▶ **GIVEN PASSAGE**
....

Although many institutions took measures to counter frauds, fraudulent transactions have been soaring in recent years making fraud prevention one of the hottest topics and top challenges for organizations.

Fraud prevention is most effective when you can act on suspicious transactions in real-time. These curated assets offer insights to help you prevent fraud using real-time data, advanced analytics and machine learning.[1].

Traditionally, fraud prevention applications have been deployed using stream processing (Spark streaming or Kafka Streams) and need core and strong skills in programming such as Java or Scala. But not all the organizations are well staffed and this reduces who can access the stream processing framework. Luckily, Cloudera released SQL Stream Builder (running on Flink, available with the Cloudera Stream Analytics) that allows data analytics teams to easily build robust real-time streaming pipelines. Cloudera Streaming SQL Builder (SSB) helps in democratizing streaming data using the power and the maturity of the SQL language, so now everyone can write stream analytics applications.

Event-Driven Fraud Prevention with SSB

To get practical, let’s see how we can build a real time fraud detection application with the open source components available in Cloudera Data Platform (CDP) and Cloudera Data Flow (CDF).

All the value of CDP and CDF can be delivered either OnPremise or on Public Cloud. In this article, I will focus on CDP Public Cloud in building our fraud detection application.

The architecture uses:

  • Cloudera Flow Management -Apache Nifi - for data ingestion. Apache Nifi collects in real-time transactional events and sends them to Apache Kafka brokers.

  • Cloudera Streams Messaging -Apache Kafka - for stream messaging. Apache Kafka will receive the transactional events from Apache Nifi and store them.

....

▶ **SUPPLIED INFORMATION**
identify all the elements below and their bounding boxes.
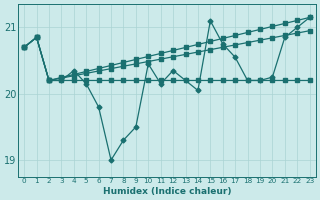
X-axis label: Humidex (Indice chaleur): Humidex (Indice chaleur) [103, 187, 231, 196]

....

▶ **WHAT IS EXPECTED**
Reproduce the fraud prevention text between "To get practical, let’s" and "Apache Kafka brokers.", inclusive, swapping every occurrence of "fraud detection application" for "fraud prevention pipeline".

▶ **ANSWER FOR THIS EXERCISE**
To get practical, let’s see how we can build a real time fraud prevention pipeline with the open source components available in Cloudera Data Platform (CDP) and Cloudera Data Flow (CDF).

All the value of CDP and CDF can be delivered either OnPremise or on Public Cloud. In this article, I will focus on CDP Public Cloud in building our fraud prevention pipeline.

The architecture uses:

  • Cloudera Flow Management -Apache Nifi - for data ingestion. Apache Nifi collects in real-time transactional events and sends them to Apache Kafka brokers.